RECORDED DATA:
□ □ □ □

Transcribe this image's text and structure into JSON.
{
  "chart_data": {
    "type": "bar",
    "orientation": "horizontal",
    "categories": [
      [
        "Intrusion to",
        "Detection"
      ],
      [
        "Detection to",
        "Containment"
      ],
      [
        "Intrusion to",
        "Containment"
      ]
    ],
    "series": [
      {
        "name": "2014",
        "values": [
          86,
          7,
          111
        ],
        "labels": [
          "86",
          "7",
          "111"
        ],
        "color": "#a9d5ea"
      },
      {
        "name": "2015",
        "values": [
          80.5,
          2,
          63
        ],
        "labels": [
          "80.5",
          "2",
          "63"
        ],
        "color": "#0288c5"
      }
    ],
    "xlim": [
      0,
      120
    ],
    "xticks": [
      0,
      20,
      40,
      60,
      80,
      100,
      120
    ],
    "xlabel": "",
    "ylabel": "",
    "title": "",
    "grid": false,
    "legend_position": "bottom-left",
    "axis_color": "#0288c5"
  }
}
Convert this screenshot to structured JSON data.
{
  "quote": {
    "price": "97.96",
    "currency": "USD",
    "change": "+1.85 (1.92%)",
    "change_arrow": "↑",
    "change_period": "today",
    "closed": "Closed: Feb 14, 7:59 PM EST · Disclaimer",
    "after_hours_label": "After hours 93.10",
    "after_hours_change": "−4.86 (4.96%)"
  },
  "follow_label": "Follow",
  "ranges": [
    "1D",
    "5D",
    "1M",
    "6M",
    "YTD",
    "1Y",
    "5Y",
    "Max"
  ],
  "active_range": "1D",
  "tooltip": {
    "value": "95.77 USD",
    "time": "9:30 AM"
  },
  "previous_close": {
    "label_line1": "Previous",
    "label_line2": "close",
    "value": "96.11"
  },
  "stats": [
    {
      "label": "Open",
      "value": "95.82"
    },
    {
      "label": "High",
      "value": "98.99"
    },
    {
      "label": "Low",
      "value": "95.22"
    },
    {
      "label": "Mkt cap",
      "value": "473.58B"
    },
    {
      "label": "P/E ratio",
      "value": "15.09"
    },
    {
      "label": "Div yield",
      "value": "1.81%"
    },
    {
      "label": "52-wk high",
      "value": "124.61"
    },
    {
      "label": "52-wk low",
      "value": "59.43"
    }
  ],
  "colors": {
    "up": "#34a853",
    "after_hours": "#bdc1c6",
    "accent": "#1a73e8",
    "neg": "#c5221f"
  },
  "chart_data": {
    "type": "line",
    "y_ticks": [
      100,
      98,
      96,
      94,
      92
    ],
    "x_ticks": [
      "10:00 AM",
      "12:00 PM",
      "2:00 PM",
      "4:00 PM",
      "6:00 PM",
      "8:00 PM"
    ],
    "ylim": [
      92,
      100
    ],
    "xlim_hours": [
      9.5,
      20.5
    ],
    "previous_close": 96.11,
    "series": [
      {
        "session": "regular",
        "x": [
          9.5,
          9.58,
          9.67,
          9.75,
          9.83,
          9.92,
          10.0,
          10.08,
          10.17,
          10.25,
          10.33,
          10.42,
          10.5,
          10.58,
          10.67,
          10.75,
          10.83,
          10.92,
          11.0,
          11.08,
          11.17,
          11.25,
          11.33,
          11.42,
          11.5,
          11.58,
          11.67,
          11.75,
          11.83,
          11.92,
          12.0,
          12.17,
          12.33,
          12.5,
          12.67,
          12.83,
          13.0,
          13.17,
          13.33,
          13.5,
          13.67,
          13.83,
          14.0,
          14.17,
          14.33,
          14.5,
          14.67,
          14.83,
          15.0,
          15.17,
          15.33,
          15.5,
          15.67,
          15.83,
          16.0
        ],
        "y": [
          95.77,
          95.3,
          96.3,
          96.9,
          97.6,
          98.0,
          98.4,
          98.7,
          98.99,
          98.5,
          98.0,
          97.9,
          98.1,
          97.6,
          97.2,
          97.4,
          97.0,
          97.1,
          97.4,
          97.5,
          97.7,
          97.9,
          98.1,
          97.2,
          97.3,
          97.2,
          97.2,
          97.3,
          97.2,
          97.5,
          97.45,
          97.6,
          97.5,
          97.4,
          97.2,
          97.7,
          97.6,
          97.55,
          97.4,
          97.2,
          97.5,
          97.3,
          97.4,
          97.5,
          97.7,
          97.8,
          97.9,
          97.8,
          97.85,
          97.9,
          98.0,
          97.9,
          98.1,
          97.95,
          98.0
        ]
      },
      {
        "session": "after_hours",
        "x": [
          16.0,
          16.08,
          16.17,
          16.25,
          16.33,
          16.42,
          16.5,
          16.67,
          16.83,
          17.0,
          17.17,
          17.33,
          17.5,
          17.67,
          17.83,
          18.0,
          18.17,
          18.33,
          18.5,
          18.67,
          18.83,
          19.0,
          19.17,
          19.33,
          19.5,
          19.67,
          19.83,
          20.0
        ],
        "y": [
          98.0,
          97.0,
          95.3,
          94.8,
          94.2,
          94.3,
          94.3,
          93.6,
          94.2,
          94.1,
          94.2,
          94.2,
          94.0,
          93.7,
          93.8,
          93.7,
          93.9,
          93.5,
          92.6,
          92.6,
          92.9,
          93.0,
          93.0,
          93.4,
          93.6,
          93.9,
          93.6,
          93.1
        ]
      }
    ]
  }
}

□ □ □ □

Repeat the data exactly. Leave nothing out.

Transcribe this image's text and structure into JSON.
{
  "chart_data": {
    "type": "bar",
    "orientation": "horizontal",
    "categories": [
      [
        "Intrusion to",
        "Detection"
      ],
      [
        "Detection to",
        "Containment"
      ],
      [
        "Intrusion to",
        "Containment"
      ]
    ],
    "series": [
      {
        "name": "2014",
        "values": [
          86,
          7,
          111
        ],
        "labels": [
          "86",
          "7",
          "111"
        ],
        "color": "#a9d5ea"
      },
      {
        "name": "2015",
        "values": [
          80.5,
          2,
          63
        ],
        "labels": [
          "80.5",
          "2",
          "63"
        ],
        "color": "#0288c5"
      }
    ],
    "xlim": [
      0,
      120
    ],
    "xticks": [
      0,
      20,
      40,
      60,
      80,
      100,
      120
    ],
    "xlabel": "",
    "ylabel": "",
    "title": "",
    "grid": false,
    "legend_position": "bottom-left",
    "axis_color": "#0288c5"
  }
}
Convert this screenshot to structured JSON data.
{
  "quote": {
    "price": "97.96",
    "currency": "USD",
    "change": "+1.85 (1.92%)",
    "change_arrow": "↑",
    "change_period": "today",
    "closed": "Closed: Feb 14, 7:59 PM EST · Disclaimer",
    "after_hours_label": "After hours 93.10",
    "after_hours_change": "−4.86 (4.96%)"
  },
  "follow_label": "Follow",
  "ranges": [
    "1D",
    "5D",
    "1M",
    "6M",
    "YTD",
    "1Y",
    "5Y",
    "Max"
  ],
  "active_range": "1D",
  "tooltip": {
    "value": "95.77 USD",
    "time": "9:30 AM"
  },
  "previous_close": {
    "label_line1": "Previous",
    "label_line2": "close",
    "value": "96.11"
  },
  "stats": [
    {
      "label": "Open",
      "value": "95.82"
    },
    {
      "label": "High",
      "value": "98.99"
    },
    {
      "label": "Low",
      "value": "95.22"
    },
    {
      "label": "Mkt cap",
      "value": "473.58B"
    },
    {
      "label": "P/E ratio",
      "value": "15.09"
    },
    {
      "label": "Div yield",
      "value": "1.81%"
    },
    {
      "label": "52-wk high",
      "value": "124.61"
    },
    {
      "label": "52-wk low",
      "value": "59.43"
    }
  ],
  "colors": {
    "up": "#34a853",
    "after_hours": "#bdc1c6",
    "accent": "#1a73e8",
    "neg": "#c5221f"
  },
  "chart_data": {
    "type": "line",
    "y_ticks": [
      100,
      98,
      96,
      94,
      92
    ],
    "x_ticks": [
      "10:00 AM",
      "12:00 PM",
      "2:00 PM",
      "4:00 PM",
      "6:00 PM",
      "8:00 PM"
    ],
    "ylim": [
      92,
      100
    ],
    "xlim_hours": [
      9.5,
      20.5
    ],
    "previous_close": 96.11,
    "series": [
      {
        "session": "regular",
        "x": [
          9.5,
          9.58,
          9.67,
          9.75,
          9.83,
          9.92,
          10.0,
          10.08,
          10.17,
          10.25,
          10.33,
          10.42,
          10.5,
          10.58,
          10.67,
          10.75,
          10.83,
          10.92,
          11.0,
          11.08,
          11.17,
          11.25,
          11.33,
          11.42,
          11.5,
          11.58,
          11.67,
          11.75,
          11.83,
          11.92,
          12.0,
          12.17,
          12.33,
          12.5,
          12.67,
          12.83,
          13.0,
          13.17,
          13.33,
          13.5,
          13.67,
          13.83,
          14.0,
          14.17,
          14.33,
          14.5,
          14.67,
          14.83,
          15.0,
          15.17,
          15.33,
          15.5,
          15.67,
          15.83,
          16.0
        ],
        "y": [
          95.77,
          95.3,
          96.3,
          96.9,
          97.6,
          98.0,
          98.4,
          98.7,
          98.99,
          98.5,
          98.0,
          97.9,
          98.1,
          97.6,
          97.2,
          97.4,
          97.0,
          97.1,
          97.4,
          97.5,
          97.7,
          97.9,
          98.1,
          97.2,
          97.3,
          97.2,
          97.2,
          97.3,
          97.2,
          97.5,
          97.45,
          97.6,
          97.5,
          97.4,
          97.2,
          97.7,
          97.6,
          97.55,
          97.4,
          97.2,
          97.5,
          97.3,
          97.4,
          97.5,
          97.7,
          97.8,
          97.9,
          97.8,
          97.85,
          97.9,
          98.0,
          97.9,
          98.1,
          97.95,
          98.0
        ]
      },
      {
        "session": "after_hours",
        "x": [
          16.0,
          16.08,
          16.17,
          16.25,
          16.33,
          16.42,
          16.5,
          16.67,
          16.83,
          17.0,
          17.17,
          17.33,
          17.5,
          17.67,
          17.83,
          18.0,
          18.17,
          18.33,
          18.5,
          18.67,
          18.83,
          19.0,
          19.17,
          19.33,
          19.5,
          19.67,
          19.83,
          20.0
        ],
        "y": [
          98.0,
          97.0,
          95.3,
          94.8,
          94.2,
          94.3,
          94.3,
          93.6,
          94.2,
          94.1,
          94.2,
          94.2,
          94.0,
          93.7,
          93.8,
          93.7,
          93.9,
          93.5,
          92.6,
          92.6,
          92.9,
          93.0,
          93.0,
          93.4,
          93.6,
          93.9,
          93.6,
          93.1
        ]
      }
    ]
  }
}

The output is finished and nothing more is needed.